* _REQUIRED WORK_
A. Could you condense the paragraph beginning "In their answer to the amended complaint in this lawsuit" from the foreclosure passage, keeping its main facts?
B. How would you render this sentence from the foreclosure passage in Spanish: "The only right or property interest remaining in the mortgagor was the right to divest the purchaser of his title at any time within one year after sale by compliance with the redemption statute."
C. Can you resume the foreclosure passage after its final sentence and carry it forward?

* _QUOTED TEXT_
The only right or property interest remaining in the mortgagor was the right to divest the purchaser of his title at any time within one year after sale by compliance with the redemption statute.
A redemption when made is not from the mortgage lien but from the execution sale, and a deed subsequently given by the sheriff passes no additional title, but rather evidences that the purchaser's title has not been divested by redemption.
Id. at 91-92, 50 P.2d at 6 (citations omitted). The Andersens are familiar with our decision in Northwestern & Pacific Hypotheekbank because in their opening brief they quoted the third paragraph above, although they neglected to mention the prior two paragraphs.
In their answer to the amended complaint in this lawsuit, the Andersens admitted that the copy of the sheriff's deed attached to the amended complaint was "a true and correct copy of the recorded Sheriff's Deed." That deed recites that Indian Springs was the high bidder at the public auction conducted by the Sheriff and that "said Sheriff thereupon made and issued the usual Certificate of Sale, in duplicate, in due form of law, and delivered one thereof to INDIAN SPRINGS, LLC, and caused the other to be filed and recorded in the Recorder's Office of Power County, Idaho, as Instrument No. 193222." The Andersens did not contend below that Indian Springs was not the high bidder at the sheriff's sale or that it did not receive the certificate of sale.
The Andersens assert: "Without Title Insurance, there can be no certainty that the
Plaintiff/Respondent truly had the ability to foreclose. There is a possibility of several other parties who were not informed of the foreclosure and/or the opportunity to redeem the property." Again, the relevance of this statement is unclear. The Andersens were parties to the foreclosure action, and the judgment of foreclosure and order of sale were upheld on appeal. Indian Springs LLC v. Indian Springs Land Inv., LLC, 147 Idaho 737, 215 P.3d 457 (2009). In their answer to the amended complaint in the present case, they admitted that "they have not redeemed the premises within one year of the sheriff's sale," and they did not contend that some other person or entity had redeemed the property.

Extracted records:
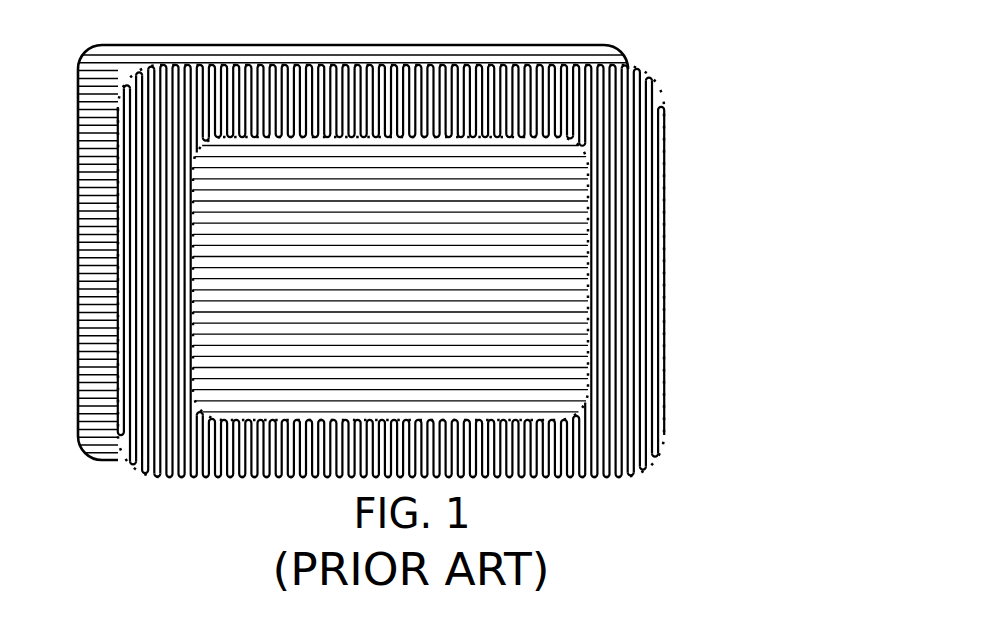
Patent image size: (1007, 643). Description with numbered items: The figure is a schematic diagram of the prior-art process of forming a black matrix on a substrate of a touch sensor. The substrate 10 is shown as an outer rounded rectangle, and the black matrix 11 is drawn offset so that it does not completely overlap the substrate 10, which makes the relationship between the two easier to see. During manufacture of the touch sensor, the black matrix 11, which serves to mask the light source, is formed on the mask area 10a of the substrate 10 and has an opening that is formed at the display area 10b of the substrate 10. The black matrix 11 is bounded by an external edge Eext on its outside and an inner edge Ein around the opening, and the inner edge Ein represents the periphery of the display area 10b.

The substrate 10 is at (425, 295).
The mask area 10a is at (93, 413).
The display area 10b is at (562, 255).
The black matrix 11 is at (663, 187).
The external edge Eext is at (665, 322).
The inner edge Ein is at (503, 478).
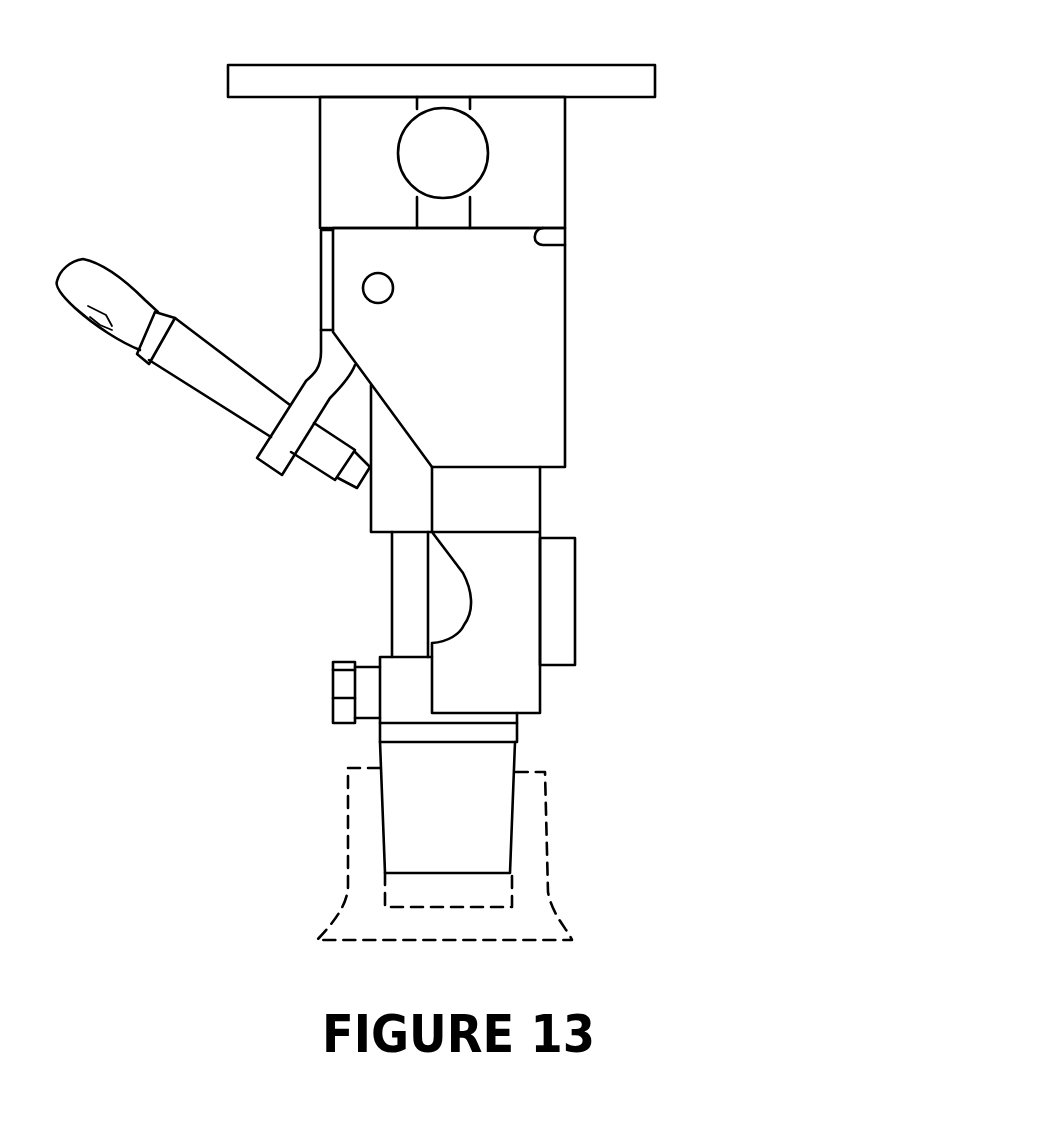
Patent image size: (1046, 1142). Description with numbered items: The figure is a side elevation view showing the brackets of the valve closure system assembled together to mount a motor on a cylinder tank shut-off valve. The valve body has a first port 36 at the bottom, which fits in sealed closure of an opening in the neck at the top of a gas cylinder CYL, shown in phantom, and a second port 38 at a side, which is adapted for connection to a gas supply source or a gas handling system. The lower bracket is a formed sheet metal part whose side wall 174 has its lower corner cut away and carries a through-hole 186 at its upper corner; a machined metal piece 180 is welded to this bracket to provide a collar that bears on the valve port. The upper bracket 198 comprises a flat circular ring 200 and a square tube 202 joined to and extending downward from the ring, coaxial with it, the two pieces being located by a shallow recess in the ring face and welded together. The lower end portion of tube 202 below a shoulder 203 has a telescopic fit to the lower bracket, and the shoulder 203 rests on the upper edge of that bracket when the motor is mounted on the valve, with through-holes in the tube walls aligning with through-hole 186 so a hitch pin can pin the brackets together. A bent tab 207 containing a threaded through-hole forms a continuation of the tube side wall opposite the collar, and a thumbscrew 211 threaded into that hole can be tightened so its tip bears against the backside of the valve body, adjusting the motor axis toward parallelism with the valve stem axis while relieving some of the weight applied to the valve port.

The bracket 198 is at (494, 59).
The flat circular ring 200 is at (640, 84).
The square tube 202 is at (550, 168).
The shoulder 203 is at (565, 240).
The through-hole 186 is at (382, 292).
The side wall 174 is at (533, 385).
The thumbscrew 211 is at (215, 387).
The bent tab 207 is at (278, 458).
The piece 180 is at (542, 537).
The second port 38 is at (560, 667).
The first port 36 is at (513, 837).
The gas cylinder CYL is at (545, 890).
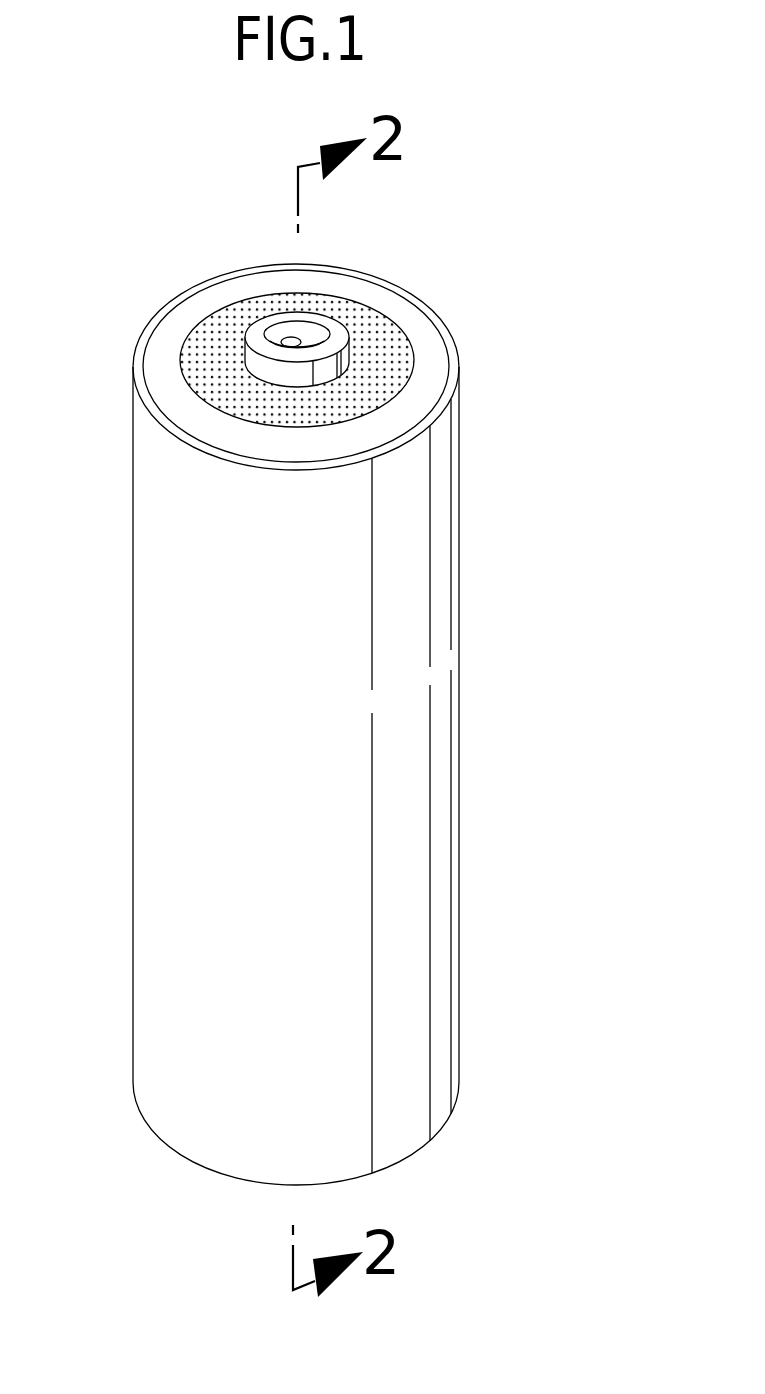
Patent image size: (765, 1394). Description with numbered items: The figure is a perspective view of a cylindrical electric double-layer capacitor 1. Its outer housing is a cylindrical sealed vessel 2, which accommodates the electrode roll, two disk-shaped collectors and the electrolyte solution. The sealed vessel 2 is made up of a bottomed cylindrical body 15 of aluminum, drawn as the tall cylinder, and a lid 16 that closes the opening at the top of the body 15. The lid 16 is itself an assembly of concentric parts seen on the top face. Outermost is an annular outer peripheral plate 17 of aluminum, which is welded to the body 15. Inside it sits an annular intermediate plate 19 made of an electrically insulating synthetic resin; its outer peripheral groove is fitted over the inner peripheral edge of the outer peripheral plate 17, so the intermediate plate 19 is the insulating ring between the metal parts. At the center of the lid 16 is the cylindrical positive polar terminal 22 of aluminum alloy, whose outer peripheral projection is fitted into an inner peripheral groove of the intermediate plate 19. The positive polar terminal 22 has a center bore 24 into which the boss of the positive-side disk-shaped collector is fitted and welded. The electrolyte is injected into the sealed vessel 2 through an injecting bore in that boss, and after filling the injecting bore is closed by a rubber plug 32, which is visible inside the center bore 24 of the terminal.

The cylindrical electric double-layer capacitor 1 is at (523, 450).
The cylindrical sealed vessel 2 is at (460, 625).
The bottomed cylindrical body 15 is at (460, 795).
The lid 16 is at (199, 305).
The annular outer peripheral plate 17 is at (157, 347).
The annular intermediate plate 19 is at (398, 350).
The cylindrical positive polar terminal 22 is at (355, 315).
The center bore 24 is at (270, 332).
The rubber plug 32 is at (297, 340).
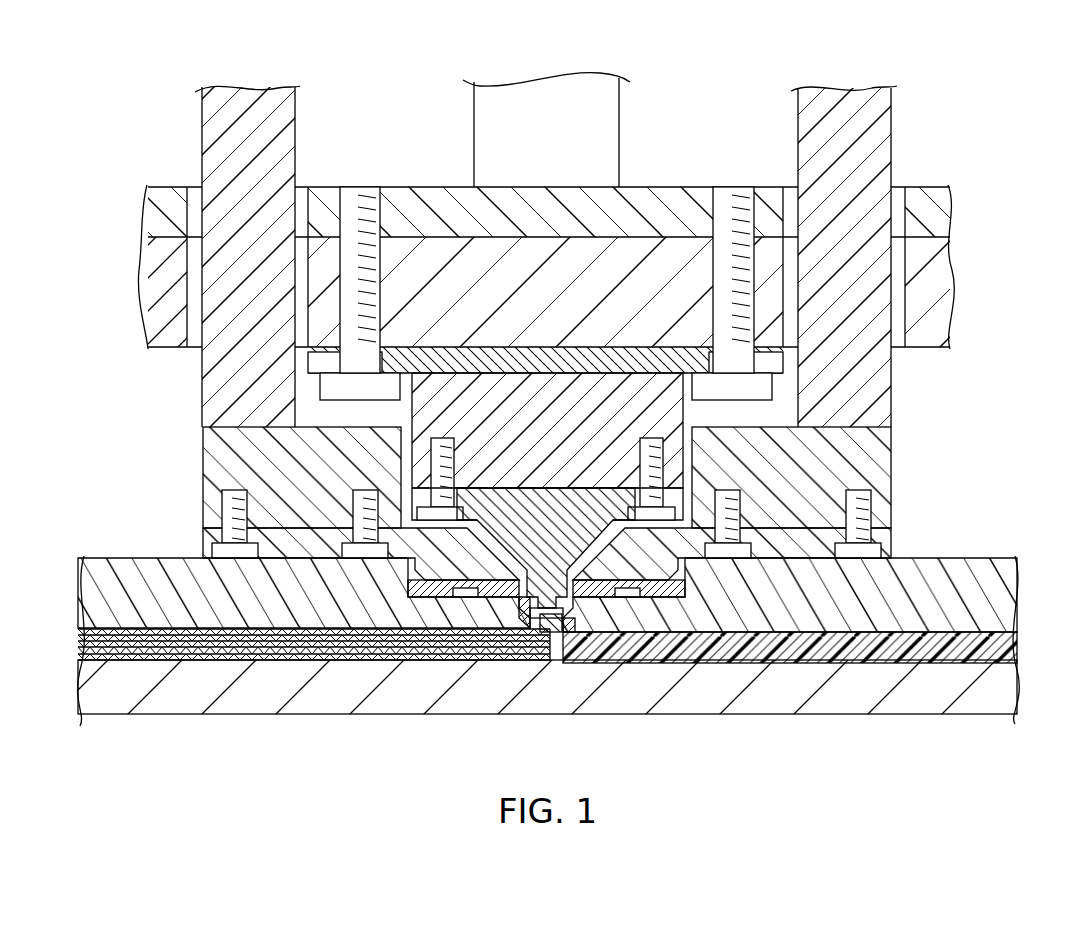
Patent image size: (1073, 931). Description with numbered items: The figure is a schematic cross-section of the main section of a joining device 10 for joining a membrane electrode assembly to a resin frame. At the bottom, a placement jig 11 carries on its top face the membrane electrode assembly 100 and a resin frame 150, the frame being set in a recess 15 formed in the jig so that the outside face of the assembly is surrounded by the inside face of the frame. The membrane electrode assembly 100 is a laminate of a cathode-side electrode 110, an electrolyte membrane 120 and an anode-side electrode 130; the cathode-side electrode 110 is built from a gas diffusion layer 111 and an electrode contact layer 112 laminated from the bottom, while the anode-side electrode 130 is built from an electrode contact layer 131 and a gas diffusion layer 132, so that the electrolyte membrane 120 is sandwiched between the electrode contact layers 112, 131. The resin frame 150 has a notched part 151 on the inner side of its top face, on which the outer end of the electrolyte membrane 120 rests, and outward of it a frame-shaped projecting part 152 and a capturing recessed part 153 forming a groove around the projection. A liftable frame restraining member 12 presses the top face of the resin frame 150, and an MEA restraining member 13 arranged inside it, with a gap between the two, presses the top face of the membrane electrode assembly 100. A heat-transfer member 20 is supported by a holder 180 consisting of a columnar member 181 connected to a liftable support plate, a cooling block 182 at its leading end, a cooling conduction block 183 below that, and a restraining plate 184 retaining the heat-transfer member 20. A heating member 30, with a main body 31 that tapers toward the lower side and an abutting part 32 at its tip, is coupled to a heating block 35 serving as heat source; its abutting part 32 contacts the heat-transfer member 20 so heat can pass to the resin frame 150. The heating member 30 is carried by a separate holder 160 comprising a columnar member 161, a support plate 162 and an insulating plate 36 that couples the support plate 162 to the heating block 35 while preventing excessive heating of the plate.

The joining device 10 is at (998, 118).
The placement jig 11 is at (395, 693).
The frame restraining member 12 is at (968, 568).
The MEA restraining member 13 is at (167, 562).
The recess 15 is at (830, 652).
The heat-transfer member 20 is at (612, 618).
The heating member 30 is at (718, 371).
The main body 31 is at (577, 500).
The abutting part 32 is at (557, 604).
The heating block 35 is at (650, 400).
The insulating plate 36 is at (418, 252).
The membrane electrode assembly 100 is at (539, 639).
The cathode-side electrode 110 is at (314, 732).
The gas diffusion layer 111 is at (282, 653).
The electrode contact layer 112 is at (330, 657).
The electrolyte membrane 120 is at (225, 648).
The anode-side electrode 130 is at (306, 560).
The electrode contact layer 131 is at (92, 640).
The gas diffusion layer 132 is at (135, 652).
The resin frame 150 is at (756, 685).
The notched part 151 is at (520, 612).
The projecting part 152 is at (552, 624).
The capturing recessed part 153 is at (598, 630).
The holder 160 is at (549, 130).
The columnar member 161 is at (478, 103).
The support plate 162 is at (733, 200).
The holder 180 is at (893, 125).
The columnar member 181 is at (222, 126).
The cooling block 182 is at (210, 438).
The cooling conduction block 183 is at (205, 533).
The restraining plate 184 is at (440, 590).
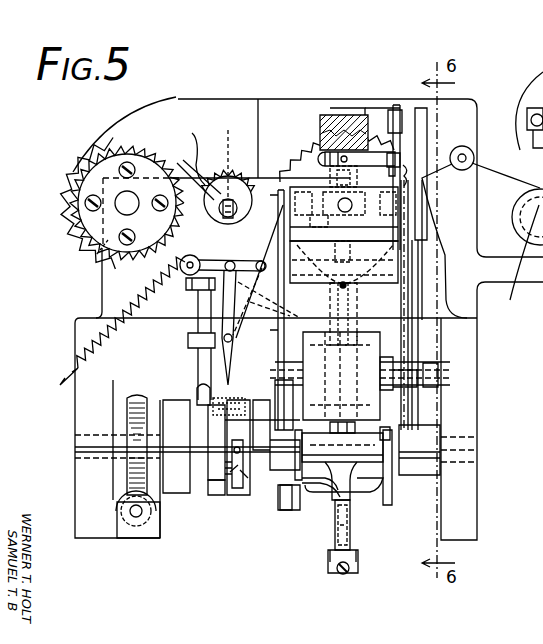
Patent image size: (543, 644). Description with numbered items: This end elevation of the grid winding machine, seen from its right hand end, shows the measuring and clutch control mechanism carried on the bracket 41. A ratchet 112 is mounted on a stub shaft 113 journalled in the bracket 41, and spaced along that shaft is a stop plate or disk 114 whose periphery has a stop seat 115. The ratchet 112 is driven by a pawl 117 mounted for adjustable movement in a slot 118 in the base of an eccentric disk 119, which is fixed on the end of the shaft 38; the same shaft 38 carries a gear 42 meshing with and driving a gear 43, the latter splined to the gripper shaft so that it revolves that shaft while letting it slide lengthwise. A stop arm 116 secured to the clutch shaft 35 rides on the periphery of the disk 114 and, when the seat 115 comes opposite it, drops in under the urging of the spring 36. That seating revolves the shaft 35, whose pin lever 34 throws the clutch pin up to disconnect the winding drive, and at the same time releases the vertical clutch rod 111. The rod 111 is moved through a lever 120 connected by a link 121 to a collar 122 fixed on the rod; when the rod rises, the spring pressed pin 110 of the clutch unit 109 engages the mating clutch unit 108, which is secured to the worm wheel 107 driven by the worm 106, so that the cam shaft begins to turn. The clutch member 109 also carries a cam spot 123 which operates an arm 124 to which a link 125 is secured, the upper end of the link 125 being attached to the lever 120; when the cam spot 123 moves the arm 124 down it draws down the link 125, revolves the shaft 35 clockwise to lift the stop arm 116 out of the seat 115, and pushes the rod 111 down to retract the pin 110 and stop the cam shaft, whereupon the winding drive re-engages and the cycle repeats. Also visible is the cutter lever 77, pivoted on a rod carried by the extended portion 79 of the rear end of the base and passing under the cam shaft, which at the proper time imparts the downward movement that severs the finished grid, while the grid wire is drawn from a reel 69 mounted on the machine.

The pin lever 34 is at (298, 318).
The clutch shaft 35 is at (233, 260).
The spring 36 is at (343, 286).
The shaft 38 is at (228, 178).
The bracket 41 is at (172, 108).
The gear 42 is at (242, 176).
The gear 43 is at (306, 140).
The reel 69 is at (522, 263).
The cutter lever 77 is at (375, 493).
The extended portion of the base 79 is at (178, 455).
The worm 106 is at (142, 518).
The worm wheel 107 is at (137, 398).
The clutch unit 108 is at (172, 400).
The clutch unit 109 is at (217, 488).
The spring pressed pin 110 is at (220, 400).
The vertical clutch rod 111 is at (197, 388).
The ratchet 112 is at (78, 173).
The stub shaft 113 is at (127, 200).
The stop plate or disk 114 is at (100, 240).
The stop seat 115 is at (82, 206).
The stop arm 116 is at (217, 238).
The pawl 117 is at (196, 140).
The slot 118 is at (220, 175).
The eccentric disk 119 is at (240, 195).
The lever 120 is at (252, 262).
The link 121 is at (254, 308).
The collar 122 is at (188, 338).
The cam spot 123 is at (246, 468).
The arm 124 is at (238, 490).
The link 125 is at (233, 342).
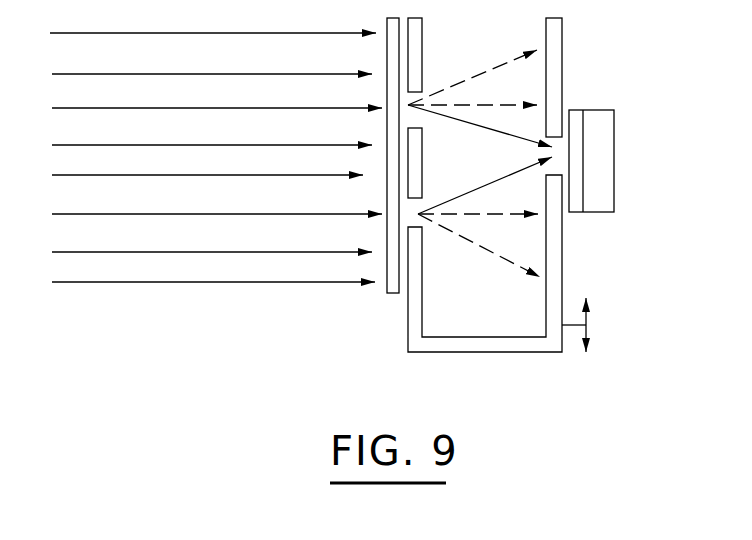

* _EXPECTED ANSWERS_
A. In answering the amended complaint, the Andersens admitted that the attached sheriff's deed was a true and correct copy of the recorded deed. That deed states that Indian Springs was the high bidder at the sheriff's public auction. It also states that the Sheriff issued a certificate of sale in duplicate, delivering one copy to Indian Springs, LLC and recording the other in Power County, Idaho, as Instrument No. 193222. The Andersens did not argue below that Indian Springs was not the high bidder or that it never received the certificate.

B. El único derecho o interés patrimonial que le quedaba al deudor hipotecario era el derecho a despojar al comprador de su título en cualquier momento dentro del año siguiente a la venta, mediante el cumplimiento de la ley de redención.

C.
Finally, on February 24, 2005, the Thornhills gave notice of default to various persons, including the Andersens, for nonpayment of the sums due under the promissory note and mortgage. The note and mortgage were later assigned to Indian Springs on September 29, 2005. When Indian Springs filed the foreclosure action on October 21, 2005, it relied upon that notice of default. The Andersens contend, "If the Plaintiff on one hand can claim a Notice of Default from his Assignor as a right, then how can he refuse to honor the claims of these Defendants as to the charges in the Counterclaim?" The Andersens do not cite any authority or legal argument supporting their contention, nor are we aware of any.
Did the District Court Err in Failing to Recuse Itself?
The Andersens contend that the district judge may have had an agenda. They relate that he mediated a related case involving the McKinneys and the manager of Indian Springs, that the case involved equipment that was present on the real property, and that the Andersens intervened in that case but were dismissed from the mediation. They also point to the hearing on December 10, 2009, during which the court gave its view of the case and stated that Indian Springs's appropriate cause of action was ejectment, not eviction under Idaho Code section 6-310. Finally, they assert: "On several occassions [sic], [Indian Springs's manager] refused to obey court orders which the court subsequently overlooked. It was clear from the Judge's posthearing [sic] comments, that private case-related conversation had taken place between Plaintiff/Respondent's attorney and the judge excluding other parties in the case." The Andersens do not cite any facts supporting these allegations.
The Andersens did not file a motion asking the court to disqualify itself. "In the absence of a motion for disqualification, this Court will not review that issue on appeal." Idaho Dept. of Health & Welfare v. Doe, 150 Idaho 563, 568, 249 P.3d 362, 367 (2011). As we explained in Doe, "Because the question of a recusal under I.R.C.P. 40(d)(2) is committed to the discretion of the trial judge, absent some objection at trial, there was no decision by the trial court that can be reviewed and no factual record was developed from which grounds for disqualification can be discerned." Id.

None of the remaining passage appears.